• [WHAT THE TASK ASKS]
Exact repetition is required: output every record in full.

----- STORED ROWS

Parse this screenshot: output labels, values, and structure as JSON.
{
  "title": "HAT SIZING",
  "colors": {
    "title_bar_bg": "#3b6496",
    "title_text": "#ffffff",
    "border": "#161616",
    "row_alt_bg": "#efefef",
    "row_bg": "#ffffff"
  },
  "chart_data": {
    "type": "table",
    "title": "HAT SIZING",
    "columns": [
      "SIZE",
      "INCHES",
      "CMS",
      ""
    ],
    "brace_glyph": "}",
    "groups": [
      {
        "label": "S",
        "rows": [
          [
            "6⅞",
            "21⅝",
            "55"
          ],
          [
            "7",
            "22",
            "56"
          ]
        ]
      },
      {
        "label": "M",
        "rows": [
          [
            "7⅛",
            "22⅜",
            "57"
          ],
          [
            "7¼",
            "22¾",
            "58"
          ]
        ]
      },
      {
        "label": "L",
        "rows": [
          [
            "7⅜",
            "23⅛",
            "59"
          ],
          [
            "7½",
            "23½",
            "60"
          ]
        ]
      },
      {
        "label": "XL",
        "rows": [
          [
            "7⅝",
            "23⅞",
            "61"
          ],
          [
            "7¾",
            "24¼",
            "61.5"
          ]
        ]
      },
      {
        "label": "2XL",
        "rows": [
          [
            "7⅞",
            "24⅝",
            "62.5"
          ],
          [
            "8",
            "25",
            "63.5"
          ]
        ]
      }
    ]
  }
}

----------

• [RESULT OF THIS TASK]
Parse this screenshot: output labels, values, and structure as JSON.
{
  "title": "HAT SIZING",
  "colors": {
    "title_bar_bg": "#3b6496",
    "title_text": "#ffffff",
    "border": "#161616",
    "row_alt_bg": "#efefef",
    "row_bg": "#ffffff"
  },
  "chart_data": {
    "type": "table",
    "title": "HAT SIZING",
    "columns": [
      "SIZE",
      "INCHES",
      "CMS",
      ""
    ],
    "brace_glyph": "}",
    "groups": [
      {
        "label": "S",
        "rows": [
          [
            "6⅞",
            "21⅝",
            "55"
          ],
          [
            "7",
            "22",
            "56"
          ]
        ]
      },
      {
        "label": "M",
        "rows": [
          [
            "7⅛",
            "22⅜",
            "57"
          ],
          [
            "7¼",
            "22¾",
            "58"
          ]
        ]
      },
      {
        "label": "L",
        "rows": [
          [
            "7⅜",
            "23⅛",
            "59"
          ],
          [
            "7½",
            "23½",
            "60"
          ]
        ]
      },
      {
        "label": "XL",
        "rows": [
          [
            "7⅝",
            "23⅞",
            "61"
          ],
          [
            "7¾",
            "24¼",
            "61.5"
          ]
        ]
      },
      {
        "label": "2XL",
        "rows": [
          [
            "7⅞",
            "24⅝",
            "62.5"
          ],
          [
            "8",
            "25",
            "63.5"
          ]
        ]
      }
    ]
  }
}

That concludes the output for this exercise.